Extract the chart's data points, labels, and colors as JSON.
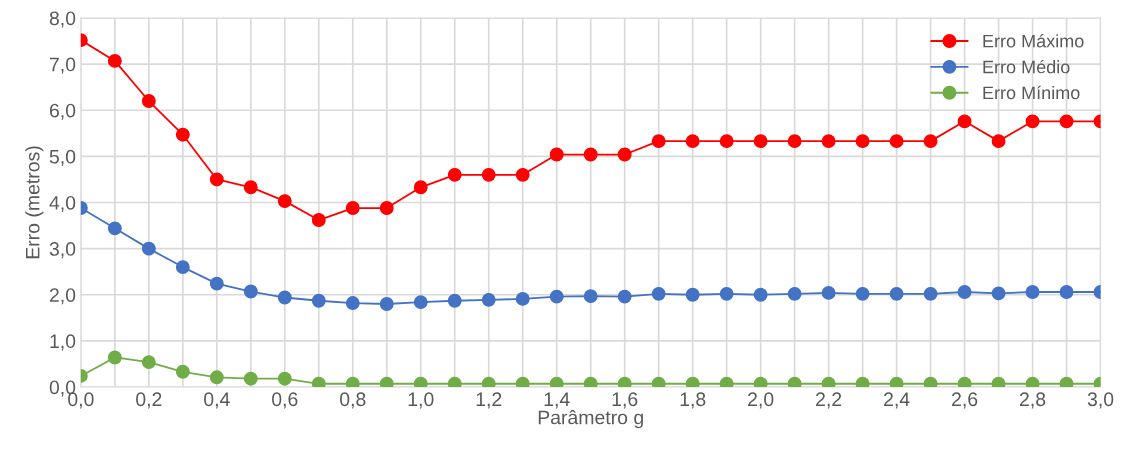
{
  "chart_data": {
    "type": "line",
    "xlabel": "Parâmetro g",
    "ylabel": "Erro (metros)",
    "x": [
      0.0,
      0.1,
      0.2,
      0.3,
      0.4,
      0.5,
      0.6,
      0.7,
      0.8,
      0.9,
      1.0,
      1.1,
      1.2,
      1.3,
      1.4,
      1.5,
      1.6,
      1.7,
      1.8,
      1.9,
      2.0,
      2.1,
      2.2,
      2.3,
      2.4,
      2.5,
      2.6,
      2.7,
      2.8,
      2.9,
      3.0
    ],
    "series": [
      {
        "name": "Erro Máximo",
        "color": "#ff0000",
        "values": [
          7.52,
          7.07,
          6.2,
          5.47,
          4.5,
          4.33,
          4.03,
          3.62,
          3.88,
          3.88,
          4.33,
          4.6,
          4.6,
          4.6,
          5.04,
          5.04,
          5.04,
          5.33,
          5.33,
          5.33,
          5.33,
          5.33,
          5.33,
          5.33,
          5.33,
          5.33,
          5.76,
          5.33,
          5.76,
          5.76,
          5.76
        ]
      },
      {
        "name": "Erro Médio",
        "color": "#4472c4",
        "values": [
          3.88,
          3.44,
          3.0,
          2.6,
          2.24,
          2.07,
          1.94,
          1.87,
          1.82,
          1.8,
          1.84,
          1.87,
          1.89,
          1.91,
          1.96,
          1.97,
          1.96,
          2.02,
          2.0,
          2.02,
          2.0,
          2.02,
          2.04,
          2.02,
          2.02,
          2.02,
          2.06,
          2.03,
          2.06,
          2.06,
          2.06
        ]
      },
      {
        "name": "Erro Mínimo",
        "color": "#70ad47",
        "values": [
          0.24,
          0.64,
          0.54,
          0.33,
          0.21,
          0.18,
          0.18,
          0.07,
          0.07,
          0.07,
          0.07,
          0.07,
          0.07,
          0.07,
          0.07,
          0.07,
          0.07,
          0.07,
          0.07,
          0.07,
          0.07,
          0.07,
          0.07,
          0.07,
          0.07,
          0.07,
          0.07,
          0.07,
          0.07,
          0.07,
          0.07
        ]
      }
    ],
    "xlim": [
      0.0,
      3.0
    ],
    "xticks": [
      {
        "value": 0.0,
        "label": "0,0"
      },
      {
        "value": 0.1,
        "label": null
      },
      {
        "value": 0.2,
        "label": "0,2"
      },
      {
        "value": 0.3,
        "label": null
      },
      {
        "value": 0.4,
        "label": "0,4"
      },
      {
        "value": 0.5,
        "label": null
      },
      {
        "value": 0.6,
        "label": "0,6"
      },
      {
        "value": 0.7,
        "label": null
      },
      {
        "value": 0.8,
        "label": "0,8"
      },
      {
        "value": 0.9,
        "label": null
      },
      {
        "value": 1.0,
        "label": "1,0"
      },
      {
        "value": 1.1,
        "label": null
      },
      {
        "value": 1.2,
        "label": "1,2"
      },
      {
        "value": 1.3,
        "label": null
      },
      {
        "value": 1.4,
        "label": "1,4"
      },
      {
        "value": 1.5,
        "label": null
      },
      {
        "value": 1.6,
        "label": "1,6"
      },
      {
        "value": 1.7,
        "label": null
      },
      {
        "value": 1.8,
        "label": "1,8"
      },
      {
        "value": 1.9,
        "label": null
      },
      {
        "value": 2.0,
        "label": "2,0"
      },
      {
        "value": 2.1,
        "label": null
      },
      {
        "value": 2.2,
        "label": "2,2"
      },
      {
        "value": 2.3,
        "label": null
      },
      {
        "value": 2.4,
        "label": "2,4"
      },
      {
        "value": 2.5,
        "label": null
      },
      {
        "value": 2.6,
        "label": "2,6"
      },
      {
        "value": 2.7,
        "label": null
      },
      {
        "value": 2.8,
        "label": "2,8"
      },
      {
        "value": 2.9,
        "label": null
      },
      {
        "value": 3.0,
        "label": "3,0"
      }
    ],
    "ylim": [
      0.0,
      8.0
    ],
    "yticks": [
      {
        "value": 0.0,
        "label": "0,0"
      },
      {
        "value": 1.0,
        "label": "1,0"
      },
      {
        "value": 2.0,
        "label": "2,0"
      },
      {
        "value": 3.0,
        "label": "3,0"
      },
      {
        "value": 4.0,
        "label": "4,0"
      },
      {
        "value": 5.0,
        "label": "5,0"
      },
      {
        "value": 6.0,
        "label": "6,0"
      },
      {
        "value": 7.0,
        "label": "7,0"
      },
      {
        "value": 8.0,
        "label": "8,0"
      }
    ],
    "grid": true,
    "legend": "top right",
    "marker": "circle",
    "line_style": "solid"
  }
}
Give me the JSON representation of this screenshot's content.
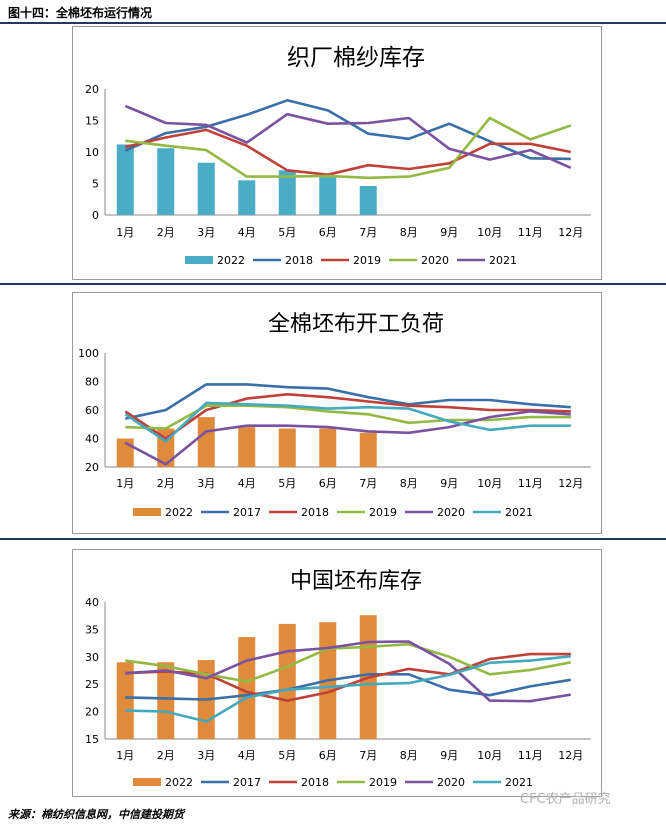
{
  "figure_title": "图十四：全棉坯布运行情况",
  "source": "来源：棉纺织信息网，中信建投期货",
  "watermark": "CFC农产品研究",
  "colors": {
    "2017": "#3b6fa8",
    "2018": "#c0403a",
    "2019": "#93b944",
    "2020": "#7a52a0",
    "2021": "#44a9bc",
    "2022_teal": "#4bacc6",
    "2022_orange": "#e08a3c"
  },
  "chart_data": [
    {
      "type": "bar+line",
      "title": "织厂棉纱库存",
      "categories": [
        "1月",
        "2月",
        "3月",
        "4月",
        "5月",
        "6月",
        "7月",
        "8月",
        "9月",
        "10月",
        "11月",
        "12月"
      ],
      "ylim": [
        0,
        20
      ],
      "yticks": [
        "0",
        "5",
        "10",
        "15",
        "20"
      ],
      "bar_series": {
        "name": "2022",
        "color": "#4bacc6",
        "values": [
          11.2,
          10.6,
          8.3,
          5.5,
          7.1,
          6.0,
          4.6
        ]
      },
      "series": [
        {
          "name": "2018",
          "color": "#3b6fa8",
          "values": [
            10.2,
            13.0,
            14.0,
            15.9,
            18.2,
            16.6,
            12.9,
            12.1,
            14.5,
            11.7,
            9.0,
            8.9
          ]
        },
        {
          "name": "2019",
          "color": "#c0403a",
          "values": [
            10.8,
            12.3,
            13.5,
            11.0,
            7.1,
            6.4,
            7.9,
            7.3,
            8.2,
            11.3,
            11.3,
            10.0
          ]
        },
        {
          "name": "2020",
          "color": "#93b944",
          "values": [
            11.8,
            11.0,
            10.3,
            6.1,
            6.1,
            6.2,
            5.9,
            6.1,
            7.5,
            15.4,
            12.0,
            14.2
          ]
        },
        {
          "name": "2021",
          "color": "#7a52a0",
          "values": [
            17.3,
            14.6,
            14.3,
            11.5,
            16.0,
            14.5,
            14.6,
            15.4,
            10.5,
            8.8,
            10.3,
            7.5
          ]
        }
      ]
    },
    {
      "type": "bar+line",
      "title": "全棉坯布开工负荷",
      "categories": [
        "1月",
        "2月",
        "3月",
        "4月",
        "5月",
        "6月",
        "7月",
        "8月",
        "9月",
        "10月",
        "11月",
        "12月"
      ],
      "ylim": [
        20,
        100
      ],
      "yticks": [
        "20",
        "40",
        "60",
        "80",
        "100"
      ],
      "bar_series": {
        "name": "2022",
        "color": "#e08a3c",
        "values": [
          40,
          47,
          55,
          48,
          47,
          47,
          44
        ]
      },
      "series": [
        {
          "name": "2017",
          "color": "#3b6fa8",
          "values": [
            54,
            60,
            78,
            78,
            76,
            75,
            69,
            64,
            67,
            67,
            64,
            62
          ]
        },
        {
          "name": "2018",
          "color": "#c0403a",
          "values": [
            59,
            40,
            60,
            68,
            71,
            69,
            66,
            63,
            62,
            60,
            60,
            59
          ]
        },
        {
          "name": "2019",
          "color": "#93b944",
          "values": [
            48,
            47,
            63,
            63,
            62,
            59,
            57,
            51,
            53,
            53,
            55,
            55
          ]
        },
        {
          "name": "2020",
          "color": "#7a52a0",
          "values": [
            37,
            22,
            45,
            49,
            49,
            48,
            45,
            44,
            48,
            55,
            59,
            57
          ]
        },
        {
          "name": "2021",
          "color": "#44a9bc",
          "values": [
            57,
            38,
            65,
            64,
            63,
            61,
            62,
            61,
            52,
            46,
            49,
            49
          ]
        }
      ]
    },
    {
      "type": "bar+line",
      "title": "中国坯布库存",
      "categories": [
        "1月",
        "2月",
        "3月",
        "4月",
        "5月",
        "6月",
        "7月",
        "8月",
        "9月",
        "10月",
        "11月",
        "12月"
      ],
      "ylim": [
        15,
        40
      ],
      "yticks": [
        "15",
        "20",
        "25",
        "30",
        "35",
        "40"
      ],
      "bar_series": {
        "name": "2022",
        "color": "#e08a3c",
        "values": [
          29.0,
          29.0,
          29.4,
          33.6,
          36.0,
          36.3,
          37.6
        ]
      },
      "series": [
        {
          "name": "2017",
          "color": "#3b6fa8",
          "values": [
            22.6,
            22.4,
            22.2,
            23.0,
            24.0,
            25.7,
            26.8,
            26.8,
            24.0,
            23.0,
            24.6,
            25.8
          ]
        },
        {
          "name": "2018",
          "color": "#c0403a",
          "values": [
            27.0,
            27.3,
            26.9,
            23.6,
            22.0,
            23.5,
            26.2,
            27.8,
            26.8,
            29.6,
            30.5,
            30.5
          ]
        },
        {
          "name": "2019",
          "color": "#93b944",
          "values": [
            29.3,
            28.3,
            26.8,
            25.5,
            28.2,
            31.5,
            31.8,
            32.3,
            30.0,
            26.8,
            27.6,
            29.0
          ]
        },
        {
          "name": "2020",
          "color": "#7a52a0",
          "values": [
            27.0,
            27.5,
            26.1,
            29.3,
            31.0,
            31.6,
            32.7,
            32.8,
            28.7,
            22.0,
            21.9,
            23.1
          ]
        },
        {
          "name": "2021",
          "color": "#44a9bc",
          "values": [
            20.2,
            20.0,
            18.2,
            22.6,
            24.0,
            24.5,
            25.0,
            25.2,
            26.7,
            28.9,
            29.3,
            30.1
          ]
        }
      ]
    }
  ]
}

· · · · · · ·

Given request:
Collect each line of the entries that has the word "JSON", copying it in full.

Problem solution:
Extract the chart's data points, labels, and colors as JSON.
Give me the JSON representation of this screenshot's content.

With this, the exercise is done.